▸ RECORDS TO USE:
────
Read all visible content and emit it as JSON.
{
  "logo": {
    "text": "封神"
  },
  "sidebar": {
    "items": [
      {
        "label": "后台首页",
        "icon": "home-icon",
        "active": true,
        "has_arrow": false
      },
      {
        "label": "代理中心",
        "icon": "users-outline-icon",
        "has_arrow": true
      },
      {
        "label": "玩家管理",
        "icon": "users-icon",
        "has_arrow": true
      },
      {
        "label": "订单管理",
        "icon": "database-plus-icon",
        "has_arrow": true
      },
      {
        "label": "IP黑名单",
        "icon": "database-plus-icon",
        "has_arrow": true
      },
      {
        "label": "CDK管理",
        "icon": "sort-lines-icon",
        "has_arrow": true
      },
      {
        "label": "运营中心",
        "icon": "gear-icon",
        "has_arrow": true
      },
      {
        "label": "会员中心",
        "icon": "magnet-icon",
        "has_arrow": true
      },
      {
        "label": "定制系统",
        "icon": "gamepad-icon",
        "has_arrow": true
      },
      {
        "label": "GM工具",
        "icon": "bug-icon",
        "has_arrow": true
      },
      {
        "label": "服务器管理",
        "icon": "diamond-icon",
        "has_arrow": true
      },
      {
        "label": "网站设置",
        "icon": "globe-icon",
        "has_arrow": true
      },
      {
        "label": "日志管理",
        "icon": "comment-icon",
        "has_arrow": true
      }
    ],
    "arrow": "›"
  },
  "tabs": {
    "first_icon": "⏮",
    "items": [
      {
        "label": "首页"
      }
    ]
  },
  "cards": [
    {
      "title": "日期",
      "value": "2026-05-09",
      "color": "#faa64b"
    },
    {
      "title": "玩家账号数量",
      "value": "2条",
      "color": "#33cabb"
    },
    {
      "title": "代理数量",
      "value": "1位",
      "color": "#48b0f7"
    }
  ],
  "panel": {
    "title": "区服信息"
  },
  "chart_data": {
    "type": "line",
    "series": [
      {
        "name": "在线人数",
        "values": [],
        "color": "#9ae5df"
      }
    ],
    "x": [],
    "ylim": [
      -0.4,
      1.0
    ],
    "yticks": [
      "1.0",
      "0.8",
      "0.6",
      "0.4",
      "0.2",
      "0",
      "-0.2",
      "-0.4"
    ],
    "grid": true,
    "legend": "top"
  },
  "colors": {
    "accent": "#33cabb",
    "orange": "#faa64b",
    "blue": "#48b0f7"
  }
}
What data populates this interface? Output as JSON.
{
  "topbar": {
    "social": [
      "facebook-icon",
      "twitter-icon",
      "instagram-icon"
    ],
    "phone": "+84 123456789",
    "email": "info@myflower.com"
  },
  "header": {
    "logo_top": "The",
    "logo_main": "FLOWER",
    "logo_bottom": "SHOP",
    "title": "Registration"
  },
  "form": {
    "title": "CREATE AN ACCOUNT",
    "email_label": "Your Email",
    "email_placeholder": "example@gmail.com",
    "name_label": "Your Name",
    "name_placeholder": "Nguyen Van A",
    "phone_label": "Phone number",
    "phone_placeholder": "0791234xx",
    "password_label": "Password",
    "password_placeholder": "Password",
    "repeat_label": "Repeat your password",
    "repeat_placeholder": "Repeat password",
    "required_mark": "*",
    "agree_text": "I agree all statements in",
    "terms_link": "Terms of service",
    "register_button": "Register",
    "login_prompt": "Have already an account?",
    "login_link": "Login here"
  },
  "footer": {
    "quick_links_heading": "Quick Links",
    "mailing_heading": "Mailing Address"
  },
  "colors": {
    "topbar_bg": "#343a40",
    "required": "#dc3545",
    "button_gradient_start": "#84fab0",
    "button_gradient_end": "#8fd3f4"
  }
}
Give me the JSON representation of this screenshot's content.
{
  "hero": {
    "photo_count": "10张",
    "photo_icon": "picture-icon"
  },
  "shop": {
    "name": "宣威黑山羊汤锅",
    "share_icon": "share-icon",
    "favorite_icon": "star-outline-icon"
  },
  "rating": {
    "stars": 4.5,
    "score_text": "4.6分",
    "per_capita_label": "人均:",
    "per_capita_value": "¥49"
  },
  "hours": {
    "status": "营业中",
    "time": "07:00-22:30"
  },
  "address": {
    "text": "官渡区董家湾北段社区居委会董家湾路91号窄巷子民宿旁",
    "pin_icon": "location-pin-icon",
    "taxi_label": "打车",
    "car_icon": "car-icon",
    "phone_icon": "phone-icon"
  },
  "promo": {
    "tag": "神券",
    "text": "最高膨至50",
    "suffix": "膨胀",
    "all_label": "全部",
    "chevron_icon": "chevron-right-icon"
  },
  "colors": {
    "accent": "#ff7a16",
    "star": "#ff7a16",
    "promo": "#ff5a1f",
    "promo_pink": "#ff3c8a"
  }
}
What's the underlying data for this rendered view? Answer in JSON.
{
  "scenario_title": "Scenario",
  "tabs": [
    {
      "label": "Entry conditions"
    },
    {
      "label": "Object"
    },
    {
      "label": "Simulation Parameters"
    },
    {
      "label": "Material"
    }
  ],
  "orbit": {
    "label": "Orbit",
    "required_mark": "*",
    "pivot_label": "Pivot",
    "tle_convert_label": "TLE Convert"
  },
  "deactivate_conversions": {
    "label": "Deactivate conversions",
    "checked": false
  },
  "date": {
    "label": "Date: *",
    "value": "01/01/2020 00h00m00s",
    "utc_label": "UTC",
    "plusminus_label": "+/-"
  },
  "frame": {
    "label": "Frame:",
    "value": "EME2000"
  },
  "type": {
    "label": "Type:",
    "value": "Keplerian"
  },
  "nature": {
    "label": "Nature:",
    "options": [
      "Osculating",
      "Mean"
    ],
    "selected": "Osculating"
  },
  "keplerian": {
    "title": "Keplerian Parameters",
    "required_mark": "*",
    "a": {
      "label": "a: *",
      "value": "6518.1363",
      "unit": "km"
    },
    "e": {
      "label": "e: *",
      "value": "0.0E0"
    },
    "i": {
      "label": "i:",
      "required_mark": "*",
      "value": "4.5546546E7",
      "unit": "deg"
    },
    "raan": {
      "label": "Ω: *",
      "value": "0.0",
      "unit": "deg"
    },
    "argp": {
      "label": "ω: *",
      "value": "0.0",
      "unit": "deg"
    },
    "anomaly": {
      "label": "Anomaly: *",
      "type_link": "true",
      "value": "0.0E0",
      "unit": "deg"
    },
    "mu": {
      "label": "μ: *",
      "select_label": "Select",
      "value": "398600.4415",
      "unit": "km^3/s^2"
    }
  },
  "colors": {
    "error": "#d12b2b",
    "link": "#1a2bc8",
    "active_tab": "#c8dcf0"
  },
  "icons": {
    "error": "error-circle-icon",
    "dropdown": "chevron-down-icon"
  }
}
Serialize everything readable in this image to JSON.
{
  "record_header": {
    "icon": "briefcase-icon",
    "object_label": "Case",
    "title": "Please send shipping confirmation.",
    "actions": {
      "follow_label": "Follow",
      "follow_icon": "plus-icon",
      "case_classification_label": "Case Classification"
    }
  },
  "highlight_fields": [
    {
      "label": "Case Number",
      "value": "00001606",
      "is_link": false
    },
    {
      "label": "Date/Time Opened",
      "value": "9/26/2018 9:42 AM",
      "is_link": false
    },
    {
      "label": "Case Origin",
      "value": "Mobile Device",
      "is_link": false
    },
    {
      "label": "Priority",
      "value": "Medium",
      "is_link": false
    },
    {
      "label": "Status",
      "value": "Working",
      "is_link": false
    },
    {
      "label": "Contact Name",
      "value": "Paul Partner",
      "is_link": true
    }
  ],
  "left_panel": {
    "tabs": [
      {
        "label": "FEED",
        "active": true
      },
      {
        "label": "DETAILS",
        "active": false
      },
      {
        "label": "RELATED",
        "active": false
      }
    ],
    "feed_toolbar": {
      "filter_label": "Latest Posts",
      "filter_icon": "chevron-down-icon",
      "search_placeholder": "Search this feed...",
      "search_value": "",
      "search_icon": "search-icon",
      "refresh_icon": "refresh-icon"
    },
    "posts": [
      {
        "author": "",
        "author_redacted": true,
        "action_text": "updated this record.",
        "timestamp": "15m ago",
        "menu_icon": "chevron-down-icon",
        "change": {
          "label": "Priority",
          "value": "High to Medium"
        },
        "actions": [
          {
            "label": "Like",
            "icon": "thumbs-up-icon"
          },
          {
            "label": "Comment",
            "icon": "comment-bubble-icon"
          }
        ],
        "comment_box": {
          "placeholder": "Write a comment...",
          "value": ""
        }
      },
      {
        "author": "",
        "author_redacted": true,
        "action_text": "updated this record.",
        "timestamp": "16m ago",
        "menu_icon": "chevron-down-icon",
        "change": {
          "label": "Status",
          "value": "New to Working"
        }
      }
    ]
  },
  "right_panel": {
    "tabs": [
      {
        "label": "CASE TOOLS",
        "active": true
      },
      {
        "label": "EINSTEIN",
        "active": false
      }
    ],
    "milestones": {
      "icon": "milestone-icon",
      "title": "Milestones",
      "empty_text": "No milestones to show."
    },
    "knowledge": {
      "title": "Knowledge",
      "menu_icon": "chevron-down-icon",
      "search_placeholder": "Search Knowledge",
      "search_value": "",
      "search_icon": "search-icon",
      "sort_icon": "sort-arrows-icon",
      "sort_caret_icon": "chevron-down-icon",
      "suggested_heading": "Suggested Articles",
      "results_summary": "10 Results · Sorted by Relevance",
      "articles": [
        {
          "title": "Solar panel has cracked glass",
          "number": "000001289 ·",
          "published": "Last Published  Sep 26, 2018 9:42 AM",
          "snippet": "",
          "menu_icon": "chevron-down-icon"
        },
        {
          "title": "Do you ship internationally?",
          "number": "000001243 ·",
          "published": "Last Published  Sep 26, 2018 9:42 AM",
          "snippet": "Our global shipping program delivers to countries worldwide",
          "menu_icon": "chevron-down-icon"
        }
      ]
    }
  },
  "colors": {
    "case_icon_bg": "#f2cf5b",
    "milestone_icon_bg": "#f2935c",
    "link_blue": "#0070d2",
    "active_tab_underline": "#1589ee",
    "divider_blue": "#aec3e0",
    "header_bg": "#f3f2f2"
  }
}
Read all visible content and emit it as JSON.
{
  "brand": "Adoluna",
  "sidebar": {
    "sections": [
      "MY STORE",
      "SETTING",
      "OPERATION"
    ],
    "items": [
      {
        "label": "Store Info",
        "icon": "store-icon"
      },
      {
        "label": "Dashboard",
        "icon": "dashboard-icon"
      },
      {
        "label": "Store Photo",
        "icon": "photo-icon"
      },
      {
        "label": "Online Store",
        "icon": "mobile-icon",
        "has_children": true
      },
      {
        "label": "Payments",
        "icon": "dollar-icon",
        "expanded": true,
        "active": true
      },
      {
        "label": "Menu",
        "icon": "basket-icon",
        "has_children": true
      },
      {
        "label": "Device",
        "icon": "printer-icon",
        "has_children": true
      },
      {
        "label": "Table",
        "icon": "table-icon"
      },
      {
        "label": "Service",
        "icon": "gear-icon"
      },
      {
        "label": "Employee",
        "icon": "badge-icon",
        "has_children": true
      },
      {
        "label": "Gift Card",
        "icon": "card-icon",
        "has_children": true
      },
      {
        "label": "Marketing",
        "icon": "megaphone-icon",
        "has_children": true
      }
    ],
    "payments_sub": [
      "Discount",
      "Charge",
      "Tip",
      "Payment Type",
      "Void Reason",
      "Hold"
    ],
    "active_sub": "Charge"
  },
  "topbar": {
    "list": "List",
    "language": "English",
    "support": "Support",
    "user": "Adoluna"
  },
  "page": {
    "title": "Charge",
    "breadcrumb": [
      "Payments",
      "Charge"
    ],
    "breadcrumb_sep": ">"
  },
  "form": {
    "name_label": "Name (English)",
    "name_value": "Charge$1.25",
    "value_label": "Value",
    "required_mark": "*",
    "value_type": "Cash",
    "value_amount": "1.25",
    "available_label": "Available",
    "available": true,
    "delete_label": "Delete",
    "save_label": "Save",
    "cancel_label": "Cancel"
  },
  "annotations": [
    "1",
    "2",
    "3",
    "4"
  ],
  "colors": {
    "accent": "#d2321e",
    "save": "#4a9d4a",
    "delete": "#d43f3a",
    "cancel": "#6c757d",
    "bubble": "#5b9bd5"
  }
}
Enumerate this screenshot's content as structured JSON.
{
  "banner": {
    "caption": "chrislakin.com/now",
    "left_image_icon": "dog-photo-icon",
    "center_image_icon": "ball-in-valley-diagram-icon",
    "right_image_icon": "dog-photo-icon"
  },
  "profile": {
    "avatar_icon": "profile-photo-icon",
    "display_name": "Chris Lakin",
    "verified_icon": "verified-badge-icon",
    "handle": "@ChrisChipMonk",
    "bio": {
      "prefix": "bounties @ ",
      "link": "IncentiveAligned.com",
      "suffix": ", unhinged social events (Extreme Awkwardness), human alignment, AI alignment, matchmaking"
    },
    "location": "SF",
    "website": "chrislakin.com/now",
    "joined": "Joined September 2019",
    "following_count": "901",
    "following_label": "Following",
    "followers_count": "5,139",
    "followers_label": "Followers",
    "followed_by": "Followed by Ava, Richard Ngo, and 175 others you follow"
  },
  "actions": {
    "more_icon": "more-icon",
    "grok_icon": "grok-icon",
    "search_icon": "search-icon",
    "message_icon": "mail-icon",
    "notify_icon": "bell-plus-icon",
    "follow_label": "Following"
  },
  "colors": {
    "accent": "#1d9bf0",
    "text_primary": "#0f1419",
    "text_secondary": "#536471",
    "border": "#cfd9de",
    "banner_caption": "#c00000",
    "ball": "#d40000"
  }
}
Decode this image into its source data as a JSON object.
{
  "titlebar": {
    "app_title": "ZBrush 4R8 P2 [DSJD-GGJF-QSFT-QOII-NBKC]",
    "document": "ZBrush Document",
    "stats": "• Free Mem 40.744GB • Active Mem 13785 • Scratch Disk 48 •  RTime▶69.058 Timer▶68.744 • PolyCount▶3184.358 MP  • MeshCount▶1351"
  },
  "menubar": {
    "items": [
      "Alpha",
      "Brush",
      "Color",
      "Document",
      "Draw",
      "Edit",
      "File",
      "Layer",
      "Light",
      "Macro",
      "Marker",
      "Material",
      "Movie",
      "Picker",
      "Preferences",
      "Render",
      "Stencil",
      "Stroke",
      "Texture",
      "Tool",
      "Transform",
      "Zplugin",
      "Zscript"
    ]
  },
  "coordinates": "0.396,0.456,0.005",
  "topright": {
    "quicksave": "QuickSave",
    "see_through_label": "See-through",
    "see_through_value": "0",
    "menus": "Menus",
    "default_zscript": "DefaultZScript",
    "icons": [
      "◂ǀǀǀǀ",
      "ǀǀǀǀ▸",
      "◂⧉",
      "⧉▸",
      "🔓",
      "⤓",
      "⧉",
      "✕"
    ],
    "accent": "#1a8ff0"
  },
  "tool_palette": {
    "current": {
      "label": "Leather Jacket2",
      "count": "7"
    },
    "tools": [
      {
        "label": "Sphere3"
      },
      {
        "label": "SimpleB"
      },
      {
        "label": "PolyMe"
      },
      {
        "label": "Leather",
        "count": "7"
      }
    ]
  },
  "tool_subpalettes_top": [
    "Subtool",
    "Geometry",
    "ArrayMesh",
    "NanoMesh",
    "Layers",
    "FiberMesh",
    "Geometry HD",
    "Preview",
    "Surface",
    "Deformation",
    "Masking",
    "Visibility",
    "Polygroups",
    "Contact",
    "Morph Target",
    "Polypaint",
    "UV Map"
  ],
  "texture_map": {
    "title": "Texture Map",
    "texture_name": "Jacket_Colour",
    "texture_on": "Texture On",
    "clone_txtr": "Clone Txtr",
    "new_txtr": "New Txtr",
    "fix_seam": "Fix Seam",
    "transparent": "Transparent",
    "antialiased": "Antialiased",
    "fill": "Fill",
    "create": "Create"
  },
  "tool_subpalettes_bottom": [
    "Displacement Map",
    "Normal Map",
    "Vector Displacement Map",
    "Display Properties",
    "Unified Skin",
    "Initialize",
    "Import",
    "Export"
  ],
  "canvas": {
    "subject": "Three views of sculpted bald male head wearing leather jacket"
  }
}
────
Copy every line above that holds the word "error".

▸ COMPLETE ANSWER:
    "error": "#d12b2b",
    "error": "error-circle-icon",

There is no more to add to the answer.